> **WHAT IS EXPECTED**
Extract every record, keeping each one exactly as it is.

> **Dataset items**
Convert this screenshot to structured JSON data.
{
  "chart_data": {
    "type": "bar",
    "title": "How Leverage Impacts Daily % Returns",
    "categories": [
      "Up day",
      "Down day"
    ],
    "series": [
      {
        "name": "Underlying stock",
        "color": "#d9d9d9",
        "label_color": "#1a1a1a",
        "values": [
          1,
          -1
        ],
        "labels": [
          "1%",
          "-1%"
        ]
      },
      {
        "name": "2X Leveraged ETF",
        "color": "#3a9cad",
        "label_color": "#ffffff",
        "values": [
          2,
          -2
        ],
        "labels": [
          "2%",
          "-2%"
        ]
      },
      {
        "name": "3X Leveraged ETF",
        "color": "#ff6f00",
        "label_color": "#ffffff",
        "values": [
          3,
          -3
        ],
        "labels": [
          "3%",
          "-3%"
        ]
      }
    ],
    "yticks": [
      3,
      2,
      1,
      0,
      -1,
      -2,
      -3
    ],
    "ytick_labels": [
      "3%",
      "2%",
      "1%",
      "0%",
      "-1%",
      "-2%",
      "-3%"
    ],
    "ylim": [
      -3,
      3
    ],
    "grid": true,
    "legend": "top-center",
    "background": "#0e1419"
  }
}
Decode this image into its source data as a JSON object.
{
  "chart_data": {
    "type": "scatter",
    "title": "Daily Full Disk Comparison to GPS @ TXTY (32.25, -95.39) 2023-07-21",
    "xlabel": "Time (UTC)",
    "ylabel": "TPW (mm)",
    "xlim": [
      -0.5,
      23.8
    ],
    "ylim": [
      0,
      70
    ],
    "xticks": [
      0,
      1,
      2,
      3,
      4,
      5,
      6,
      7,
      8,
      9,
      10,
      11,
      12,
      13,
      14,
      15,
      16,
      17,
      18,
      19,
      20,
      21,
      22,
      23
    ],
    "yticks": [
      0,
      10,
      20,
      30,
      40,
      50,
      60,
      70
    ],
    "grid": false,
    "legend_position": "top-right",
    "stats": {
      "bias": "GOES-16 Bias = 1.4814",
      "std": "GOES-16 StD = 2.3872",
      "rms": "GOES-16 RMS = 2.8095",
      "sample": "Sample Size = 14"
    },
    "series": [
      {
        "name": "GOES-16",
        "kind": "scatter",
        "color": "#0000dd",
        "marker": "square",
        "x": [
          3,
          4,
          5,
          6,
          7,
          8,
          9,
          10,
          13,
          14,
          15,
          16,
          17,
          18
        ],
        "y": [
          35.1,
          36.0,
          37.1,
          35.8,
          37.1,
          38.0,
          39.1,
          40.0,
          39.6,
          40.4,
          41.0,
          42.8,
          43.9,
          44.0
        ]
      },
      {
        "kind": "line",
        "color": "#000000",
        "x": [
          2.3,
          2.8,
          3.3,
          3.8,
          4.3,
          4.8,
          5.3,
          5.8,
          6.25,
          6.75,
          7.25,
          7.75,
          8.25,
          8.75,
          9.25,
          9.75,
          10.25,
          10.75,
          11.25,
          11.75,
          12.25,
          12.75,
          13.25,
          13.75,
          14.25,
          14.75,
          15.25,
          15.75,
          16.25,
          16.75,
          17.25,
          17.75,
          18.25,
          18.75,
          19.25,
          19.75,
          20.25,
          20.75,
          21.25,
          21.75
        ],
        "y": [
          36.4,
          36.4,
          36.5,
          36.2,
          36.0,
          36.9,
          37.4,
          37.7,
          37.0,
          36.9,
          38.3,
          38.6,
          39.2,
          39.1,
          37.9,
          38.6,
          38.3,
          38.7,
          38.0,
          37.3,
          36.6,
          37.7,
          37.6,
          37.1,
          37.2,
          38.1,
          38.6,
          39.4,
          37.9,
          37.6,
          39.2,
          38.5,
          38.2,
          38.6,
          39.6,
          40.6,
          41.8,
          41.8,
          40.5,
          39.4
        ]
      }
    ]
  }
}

> **RESULT FOR THIS TASK**
Convert this screenshot to structured JSON data.
{
  "chart_data": {
    "type": "bar",
    "title": "How Leverage Impacts Daily % Returns",
    "categories": [
      "Up day",
      "Down day"
    ],
    "series": [
      {
        "name": "Underlying stock",
        "color": "#d9d9d9",
        "label_color": "#1a1a1a",
        "values": [
          1,
          -1
        ],
        "labels": [
          "1%",
          "-1%"
        ]
      },
      {
        "name": "2X Leveraged ETF",
        "color": "#3a9cad",
        "label_color": "#ffffff",
        "values": [
          2,
          -2
        ],
        "labels": [
          "2%",
          "-2%"
        ]
      },
      {
        "name": "3X Leveraged ETF",
        "color": "#ff6f00",
        "label_color": "#ffffff",
        "values": [
          3,
          -3
        ],
        "labels": [
          "3%",
          "-3%"
        ]
      }
    ],
    "yticks": [
      3,
      2,
      1,
      0,
      -1,
      -2,
      -3
    ],
    "ytick_labels": [
      "3%",
      "2%",
      "1%",
      "0%",
      "-1%",
      "-2%",
      "-3%"
    ],
    "ylim": [
      -3,
      3
    ],
    "grid": true,
    "legend": "top-center",
    "background": "#0e1419"
  }
}
Decode this image into its source data as a JSON object.
{
  "chart_data": {
    "type": "scatter",
    "title": "Daily Full Disk Comparison to GPS @ TXTY (32.25, -95.39) 2023-07-21",
    "xlabel": "Time (UTC)",
    "ylabel": "TPW (mm)",
    "xlim": [
      -0.5,
      23.8
    ],
    "ylim": [
      0,
      70
    ],
    "xticks": [
      0,
      1,
      2,
      3,
      4,
      5,
      6,
      7,
      8,
      9,
      10,
      11,
      12,
      13,
      14,
      15,
      16,
      17,
      18,
      19,
      20,
      21,
      22,
      23
    ],
    "yticks": [
      0,
      10,
      20,
      30,
      40,
      50,
      60,
      70
    ],
    "grid": false,
    "legend_position": "top-right",
    "stats": {
      "bias": "GOES-16 Bias = 1.4814",
      "std": "GOES-16 StD = 2.3872",
      "rms": "GOES-16 RMS = 2.8095",
      "sample": "Sample Size = 14"
    },
    "series": [
      {
        "name": "GOES-16",
        "kind": "scatter",
        "color": "#0000dd",
        "marker": "square",
        "x": [
          3,
          4,
          5,
          6,
          7,
          8,
          9,
          10,
          13,
          14,
          15,
          16,
          17,
          18
        ],
        "y": [
          35.1,
          36.0,
          37.1,
          35.8,
          37.1,
          38.0,
          39.1,
          40.0,
          39.6,
          40.4,
          41.0,
          42.8,
          43.9,
          44.0
        ]
      },
      {
        "kind": "line",
        "color": "#000000",
        "x": [
          2.3,
          2.8,
          3.3,
          3.8,
          4.3,
          4.8,
          5.3,
          5.8,
          6.25,
          6.75,
          7.25,
          7.75,
          8.25,
          8.75,
          9.25,
          9.75,
          10.25,
          10.75,
          11.25,
          11.75,
          12.25,
          12.75,
          13.25,
          13.75,
          14.25,
          14.75,
          15.25,
          15.75,
          16.25,
          16.75,
          17.25,
          17.75,
          18.25,
          18.75,
          19.25,
          19.75,
          20.25,
          20.75,
          21.25,
          21.75
        ],
        "y": [
          36.4,
          36.4,
          36.5,
          36.2,
          36.0,
          36.9,
          37.4,
          37.7,
          37.0,
          36.9,
          38.3,
          38.6,
          39.2,
          39.1,
          37.9,
          38.6,
          38.3,
          38.7,
          38.0,
          37.3,
          36.6,
          37.7,
          37.6,
          37.1,
          37.2,
          38.1,
          38.6,
          39.4,
          37.9,
          37.6,
          39.2,
          38.5,
          38.2,
          38.6,
          39.6,
          40.6,
          41.8,
          41.8,
          40.5,
          39.4
        ]
      }
    ]
  }
}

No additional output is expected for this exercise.